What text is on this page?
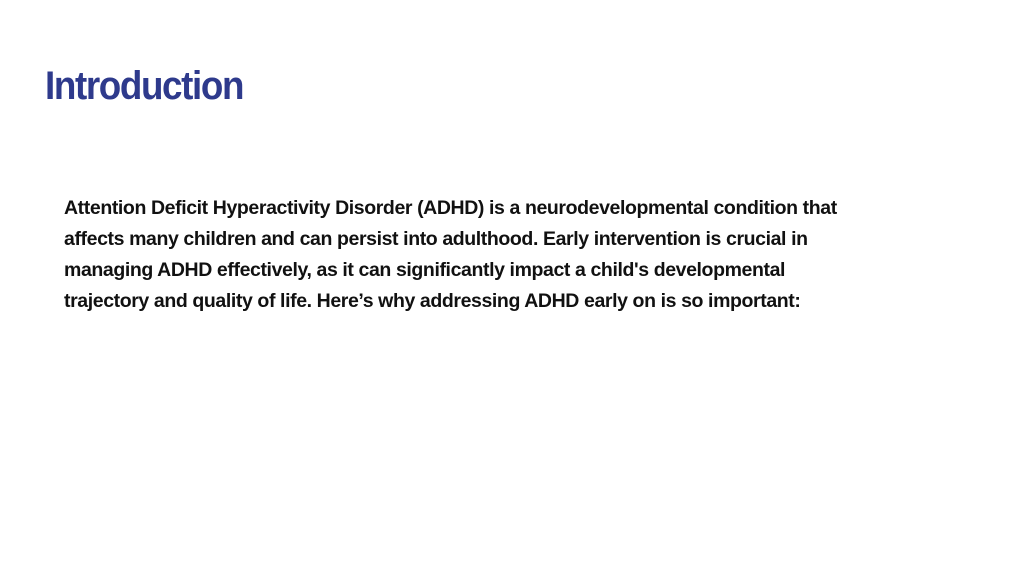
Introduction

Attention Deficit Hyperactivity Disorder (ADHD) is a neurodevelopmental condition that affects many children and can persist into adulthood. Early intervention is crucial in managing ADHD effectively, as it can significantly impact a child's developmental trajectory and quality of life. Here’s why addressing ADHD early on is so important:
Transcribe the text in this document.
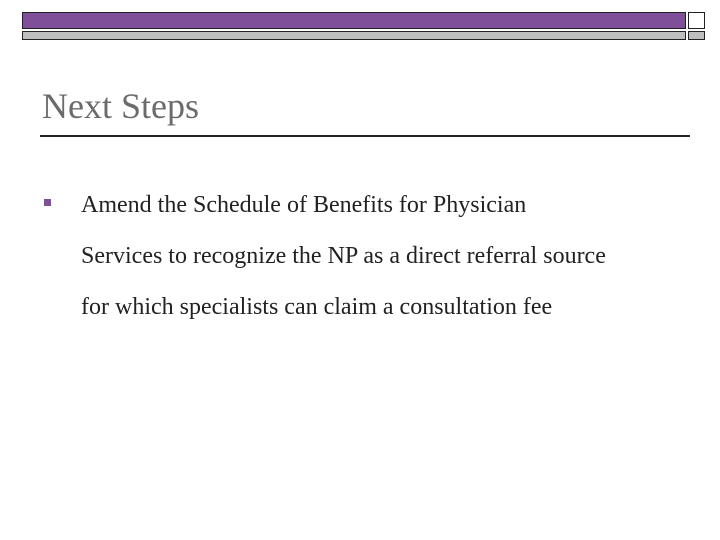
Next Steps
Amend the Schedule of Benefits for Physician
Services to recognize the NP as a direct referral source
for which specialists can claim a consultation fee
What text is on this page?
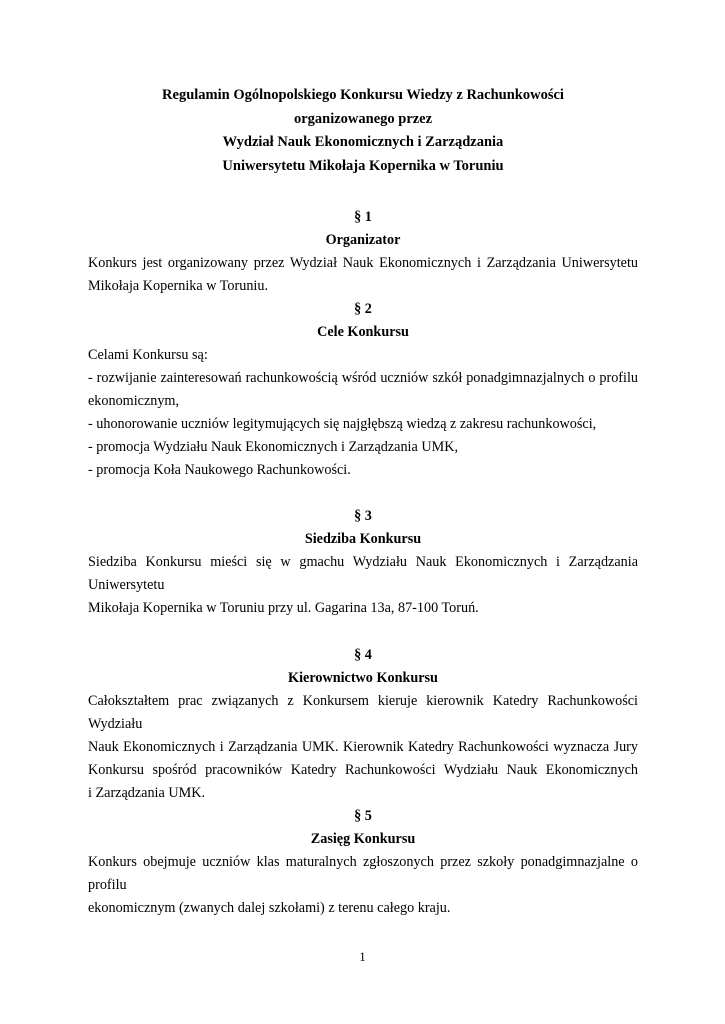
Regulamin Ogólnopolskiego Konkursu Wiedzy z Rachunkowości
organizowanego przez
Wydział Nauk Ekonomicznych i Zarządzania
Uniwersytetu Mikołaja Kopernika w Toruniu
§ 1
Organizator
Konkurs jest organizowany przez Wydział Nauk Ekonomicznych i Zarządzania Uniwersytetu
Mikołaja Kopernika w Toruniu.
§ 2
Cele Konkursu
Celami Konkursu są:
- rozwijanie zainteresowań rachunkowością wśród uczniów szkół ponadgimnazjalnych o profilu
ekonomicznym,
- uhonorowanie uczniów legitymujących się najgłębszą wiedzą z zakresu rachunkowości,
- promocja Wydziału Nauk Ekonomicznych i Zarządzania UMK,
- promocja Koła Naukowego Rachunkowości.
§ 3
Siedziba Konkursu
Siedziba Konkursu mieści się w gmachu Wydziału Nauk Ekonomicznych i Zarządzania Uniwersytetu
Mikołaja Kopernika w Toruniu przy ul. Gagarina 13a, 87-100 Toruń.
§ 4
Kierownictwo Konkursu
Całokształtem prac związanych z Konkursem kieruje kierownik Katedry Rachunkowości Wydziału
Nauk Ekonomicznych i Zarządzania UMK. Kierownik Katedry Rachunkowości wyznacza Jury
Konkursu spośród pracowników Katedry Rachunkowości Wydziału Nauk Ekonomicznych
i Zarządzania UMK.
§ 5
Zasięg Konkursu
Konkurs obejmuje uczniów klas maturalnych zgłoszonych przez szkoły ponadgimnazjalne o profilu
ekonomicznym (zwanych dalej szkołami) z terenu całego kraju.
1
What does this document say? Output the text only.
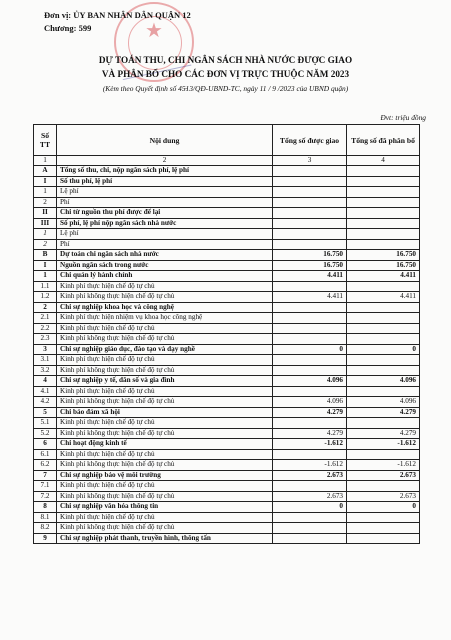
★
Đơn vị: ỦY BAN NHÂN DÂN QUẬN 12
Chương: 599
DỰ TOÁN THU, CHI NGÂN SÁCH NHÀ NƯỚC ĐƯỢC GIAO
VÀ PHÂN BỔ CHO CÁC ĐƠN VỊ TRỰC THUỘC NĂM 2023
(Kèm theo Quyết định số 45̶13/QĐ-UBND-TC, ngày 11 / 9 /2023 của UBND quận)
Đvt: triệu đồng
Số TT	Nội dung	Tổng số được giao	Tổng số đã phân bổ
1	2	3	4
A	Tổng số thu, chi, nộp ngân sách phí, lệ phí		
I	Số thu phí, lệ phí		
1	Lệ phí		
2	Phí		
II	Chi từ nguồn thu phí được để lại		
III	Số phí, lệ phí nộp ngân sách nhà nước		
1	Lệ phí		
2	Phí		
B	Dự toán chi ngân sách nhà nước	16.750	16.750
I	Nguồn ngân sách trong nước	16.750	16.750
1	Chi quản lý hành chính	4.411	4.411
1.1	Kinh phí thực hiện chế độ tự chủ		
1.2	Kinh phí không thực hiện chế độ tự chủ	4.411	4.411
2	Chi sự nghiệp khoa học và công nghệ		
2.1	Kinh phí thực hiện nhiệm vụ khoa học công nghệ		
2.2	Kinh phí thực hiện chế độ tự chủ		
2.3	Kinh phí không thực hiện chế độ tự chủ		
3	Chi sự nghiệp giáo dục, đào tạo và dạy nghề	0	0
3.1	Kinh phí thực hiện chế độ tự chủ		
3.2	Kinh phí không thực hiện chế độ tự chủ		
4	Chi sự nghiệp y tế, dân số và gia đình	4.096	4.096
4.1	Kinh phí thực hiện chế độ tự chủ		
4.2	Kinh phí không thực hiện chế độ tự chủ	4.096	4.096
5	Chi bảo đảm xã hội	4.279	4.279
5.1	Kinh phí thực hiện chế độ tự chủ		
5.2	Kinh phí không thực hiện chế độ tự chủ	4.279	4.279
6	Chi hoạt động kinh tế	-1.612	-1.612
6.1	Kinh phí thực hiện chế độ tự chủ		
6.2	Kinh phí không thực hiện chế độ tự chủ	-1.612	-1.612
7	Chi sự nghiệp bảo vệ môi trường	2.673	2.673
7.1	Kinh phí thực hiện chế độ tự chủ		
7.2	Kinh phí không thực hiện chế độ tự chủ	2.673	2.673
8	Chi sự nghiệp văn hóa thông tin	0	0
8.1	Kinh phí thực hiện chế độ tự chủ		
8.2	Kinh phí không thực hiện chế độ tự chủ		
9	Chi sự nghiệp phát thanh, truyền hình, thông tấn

━━━━

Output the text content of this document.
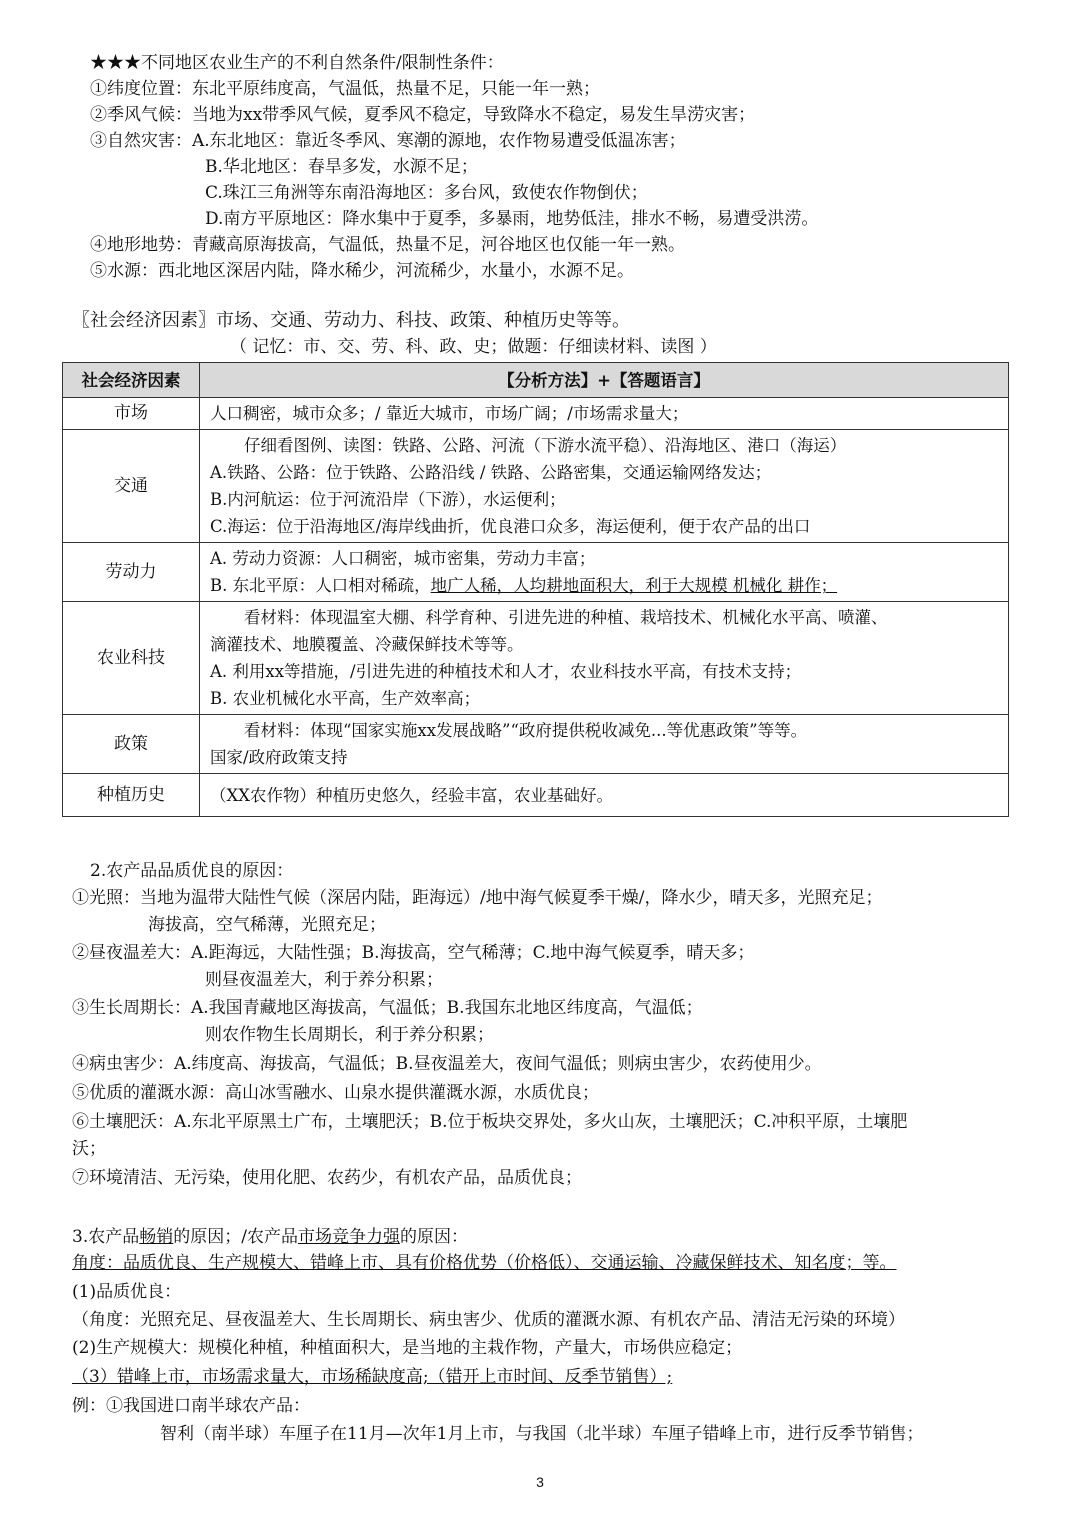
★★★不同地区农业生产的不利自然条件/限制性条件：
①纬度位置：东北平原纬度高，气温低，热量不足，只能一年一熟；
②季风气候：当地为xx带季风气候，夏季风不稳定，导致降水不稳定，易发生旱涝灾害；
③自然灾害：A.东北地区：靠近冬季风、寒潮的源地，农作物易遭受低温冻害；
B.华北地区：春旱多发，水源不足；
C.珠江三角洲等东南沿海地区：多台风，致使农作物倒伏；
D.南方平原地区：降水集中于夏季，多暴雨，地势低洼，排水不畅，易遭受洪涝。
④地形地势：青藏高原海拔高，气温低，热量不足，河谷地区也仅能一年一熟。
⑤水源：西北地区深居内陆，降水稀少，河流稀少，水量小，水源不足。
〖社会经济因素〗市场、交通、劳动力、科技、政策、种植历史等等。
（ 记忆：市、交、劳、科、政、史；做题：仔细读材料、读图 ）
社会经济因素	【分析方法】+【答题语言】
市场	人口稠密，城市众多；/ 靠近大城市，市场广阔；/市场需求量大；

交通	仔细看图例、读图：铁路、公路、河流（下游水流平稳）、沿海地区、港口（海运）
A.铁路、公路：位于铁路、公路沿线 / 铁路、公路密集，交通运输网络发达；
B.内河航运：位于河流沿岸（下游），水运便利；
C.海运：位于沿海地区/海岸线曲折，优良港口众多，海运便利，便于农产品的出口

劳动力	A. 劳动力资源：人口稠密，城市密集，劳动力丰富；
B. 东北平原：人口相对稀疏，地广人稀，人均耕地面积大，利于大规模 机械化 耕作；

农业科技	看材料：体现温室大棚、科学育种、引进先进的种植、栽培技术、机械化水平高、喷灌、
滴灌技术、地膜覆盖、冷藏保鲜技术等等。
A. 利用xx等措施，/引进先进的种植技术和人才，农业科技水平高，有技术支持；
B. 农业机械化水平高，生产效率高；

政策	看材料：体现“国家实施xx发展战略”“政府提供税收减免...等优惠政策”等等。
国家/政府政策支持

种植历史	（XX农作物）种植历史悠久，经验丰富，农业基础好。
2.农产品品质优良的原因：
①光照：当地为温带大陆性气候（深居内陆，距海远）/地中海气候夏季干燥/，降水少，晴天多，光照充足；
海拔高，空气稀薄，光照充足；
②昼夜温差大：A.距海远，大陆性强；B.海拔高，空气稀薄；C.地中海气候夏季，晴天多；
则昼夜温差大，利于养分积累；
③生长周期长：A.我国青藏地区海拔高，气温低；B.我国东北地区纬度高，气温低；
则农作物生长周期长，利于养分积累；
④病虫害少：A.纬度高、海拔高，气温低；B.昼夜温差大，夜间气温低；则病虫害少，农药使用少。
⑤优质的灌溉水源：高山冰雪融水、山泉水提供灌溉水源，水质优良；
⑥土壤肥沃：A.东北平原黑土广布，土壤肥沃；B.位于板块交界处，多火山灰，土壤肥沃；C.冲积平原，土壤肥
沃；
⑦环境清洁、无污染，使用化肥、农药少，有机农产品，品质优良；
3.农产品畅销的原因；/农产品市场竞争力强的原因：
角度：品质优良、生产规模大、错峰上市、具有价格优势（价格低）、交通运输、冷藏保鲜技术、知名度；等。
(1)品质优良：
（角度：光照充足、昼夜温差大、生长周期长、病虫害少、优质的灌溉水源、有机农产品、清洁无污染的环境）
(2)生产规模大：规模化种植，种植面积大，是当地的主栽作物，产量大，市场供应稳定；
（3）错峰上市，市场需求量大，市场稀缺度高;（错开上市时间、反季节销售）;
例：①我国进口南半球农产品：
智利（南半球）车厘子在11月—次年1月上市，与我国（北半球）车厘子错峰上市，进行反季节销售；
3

━━━━

What to do
In the listing, how many lines hold "przez"? Answer with a bare number.

Task answer
3